▸ WORK ORDER
Copy the passage on tribe names word for word, everything from "Shilluk (Chulo) is" down to "(Shilluk) is derogatory.".

▸ SELECTED EXCERPT
####

    Anuak (Annunaki - these are the ones people are calling aliens)
    look in a "Hebrew" dictionary h6059. Look at Deu15:14 and Ps73:6 I did some research and saw the tribe name Anuak means "he who shares". I have not found any information about the neck or necklace yet. If there is any info it will be cultural.

    Shilluk (Chulo) is another group from Luo. These people name is similar to h7993. Though their name is said to be originally Chulo the name they go by (Shilluk) is derogatory.

    I want to make mention this group. They are not stated as being related to Luo but their name is relevant. The Mararit tribe dwell in Chad (Western Sudan border) I mention them because their name is the same as Marari. There are three main Priestly groups in Luo according to scriptures and Marari is one. Mararit is probably tied to Luo. Their language is also called Aberi or Eberi. This is along the lines of the "Correct" way of saying the word. We say Hebrew. There is no H in the name. The word's letter is called Ayin. It is guttural like a sharp A or accented like in resumé.

####

▸ DATASET EXCERPTS

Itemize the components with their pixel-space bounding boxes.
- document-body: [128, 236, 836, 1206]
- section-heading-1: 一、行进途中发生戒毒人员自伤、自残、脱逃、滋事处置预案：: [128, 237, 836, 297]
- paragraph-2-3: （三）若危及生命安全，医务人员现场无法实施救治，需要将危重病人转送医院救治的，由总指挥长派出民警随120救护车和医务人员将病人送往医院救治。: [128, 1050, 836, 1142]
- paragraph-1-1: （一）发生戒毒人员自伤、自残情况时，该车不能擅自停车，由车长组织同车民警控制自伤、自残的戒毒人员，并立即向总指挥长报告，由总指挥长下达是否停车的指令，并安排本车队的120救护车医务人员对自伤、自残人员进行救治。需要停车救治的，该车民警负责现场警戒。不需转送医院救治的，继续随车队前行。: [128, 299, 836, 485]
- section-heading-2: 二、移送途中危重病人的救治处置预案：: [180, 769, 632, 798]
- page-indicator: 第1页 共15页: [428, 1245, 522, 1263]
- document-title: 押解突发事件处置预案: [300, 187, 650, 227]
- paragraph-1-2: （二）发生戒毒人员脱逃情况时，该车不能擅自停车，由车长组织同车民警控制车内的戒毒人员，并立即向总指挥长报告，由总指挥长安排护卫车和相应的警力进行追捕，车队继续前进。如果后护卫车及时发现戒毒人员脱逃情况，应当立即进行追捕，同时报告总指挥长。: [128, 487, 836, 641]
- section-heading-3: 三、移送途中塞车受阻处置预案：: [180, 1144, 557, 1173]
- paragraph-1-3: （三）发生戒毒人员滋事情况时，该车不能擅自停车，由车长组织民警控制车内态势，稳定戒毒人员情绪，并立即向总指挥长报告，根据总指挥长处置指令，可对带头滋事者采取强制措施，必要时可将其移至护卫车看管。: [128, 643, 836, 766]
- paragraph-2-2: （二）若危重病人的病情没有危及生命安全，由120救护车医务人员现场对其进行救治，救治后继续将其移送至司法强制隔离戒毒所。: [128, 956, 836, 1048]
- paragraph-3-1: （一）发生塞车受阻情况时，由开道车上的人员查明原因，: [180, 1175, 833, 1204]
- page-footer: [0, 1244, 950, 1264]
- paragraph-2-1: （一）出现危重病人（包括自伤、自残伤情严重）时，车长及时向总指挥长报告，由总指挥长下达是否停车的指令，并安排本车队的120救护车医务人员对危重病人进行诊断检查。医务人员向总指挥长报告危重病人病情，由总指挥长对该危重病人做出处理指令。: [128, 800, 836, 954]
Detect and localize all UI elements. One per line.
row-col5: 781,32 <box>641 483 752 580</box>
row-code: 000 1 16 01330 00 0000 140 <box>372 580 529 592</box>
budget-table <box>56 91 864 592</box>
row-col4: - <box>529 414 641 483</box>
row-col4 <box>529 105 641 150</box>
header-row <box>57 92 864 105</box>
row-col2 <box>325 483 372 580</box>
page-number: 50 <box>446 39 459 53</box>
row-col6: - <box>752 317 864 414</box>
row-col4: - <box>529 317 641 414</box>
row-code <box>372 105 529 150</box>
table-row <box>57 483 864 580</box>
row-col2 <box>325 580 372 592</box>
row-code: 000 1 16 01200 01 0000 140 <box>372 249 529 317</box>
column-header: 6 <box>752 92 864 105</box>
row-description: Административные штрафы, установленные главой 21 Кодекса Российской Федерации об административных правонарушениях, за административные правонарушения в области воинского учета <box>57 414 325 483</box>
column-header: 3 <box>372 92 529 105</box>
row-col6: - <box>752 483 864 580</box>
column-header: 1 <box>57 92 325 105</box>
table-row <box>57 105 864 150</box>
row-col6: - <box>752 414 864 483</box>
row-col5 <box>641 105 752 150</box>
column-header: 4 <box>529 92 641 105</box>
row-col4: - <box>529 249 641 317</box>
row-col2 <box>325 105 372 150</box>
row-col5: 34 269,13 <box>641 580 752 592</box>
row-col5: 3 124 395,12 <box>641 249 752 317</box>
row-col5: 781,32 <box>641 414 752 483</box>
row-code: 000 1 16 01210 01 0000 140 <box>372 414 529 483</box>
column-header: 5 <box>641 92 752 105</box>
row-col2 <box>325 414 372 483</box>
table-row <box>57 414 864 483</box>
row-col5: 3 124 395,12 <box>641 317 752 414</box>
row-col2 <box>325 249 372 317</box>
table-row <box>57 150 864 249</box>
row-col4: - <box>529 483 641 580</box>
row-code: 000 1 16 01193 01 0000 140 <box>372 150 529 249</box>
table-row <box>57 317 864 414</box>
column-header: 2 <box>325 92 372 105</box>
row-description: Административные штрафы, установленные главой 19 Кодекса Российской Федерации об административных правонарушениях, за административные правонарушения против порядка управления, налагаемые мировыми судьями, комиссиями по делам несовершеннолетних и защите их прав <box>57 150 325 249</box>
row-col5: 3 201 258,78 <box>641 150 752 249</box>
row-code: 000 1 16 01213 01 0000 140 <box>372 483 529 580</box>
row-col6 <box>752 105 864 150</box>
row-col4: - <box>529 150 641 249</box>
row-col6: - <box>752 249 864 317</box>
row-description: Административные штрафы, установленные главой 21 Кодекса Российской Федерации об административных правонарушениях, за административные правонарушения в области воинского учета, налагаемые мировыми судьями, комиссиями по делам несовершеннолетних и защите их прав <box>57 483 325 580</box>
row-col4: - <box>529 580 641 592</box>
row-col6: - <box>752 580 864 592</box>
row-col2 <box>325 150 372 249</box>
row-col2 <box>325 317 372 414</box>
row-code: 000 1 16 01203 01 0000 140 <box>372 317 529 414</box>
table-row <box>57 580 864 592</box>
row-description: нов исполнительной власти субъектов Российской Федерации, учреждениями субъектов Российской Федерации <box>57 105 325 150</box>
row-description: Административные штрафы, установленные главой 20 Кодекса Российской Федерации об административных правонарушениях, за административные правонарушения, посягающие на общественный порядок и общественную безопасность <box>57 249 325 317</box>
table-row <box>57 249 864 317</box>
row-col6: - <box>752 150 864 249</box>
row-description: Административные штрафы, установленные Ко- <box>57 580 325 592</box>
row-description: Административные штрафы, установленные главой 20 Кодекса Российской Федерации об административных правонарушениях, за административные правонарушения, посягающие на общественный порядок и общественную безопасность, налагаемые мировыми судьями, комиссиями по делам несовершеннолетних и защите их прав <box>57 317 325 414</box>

####

▸ EXERCISE SOLUTION
Shilluk (Chulo) is another group from Luo. These people name is similar to h7993. Though their name is said to be originally Chulo the name they go by (Shilluk) is derogatory.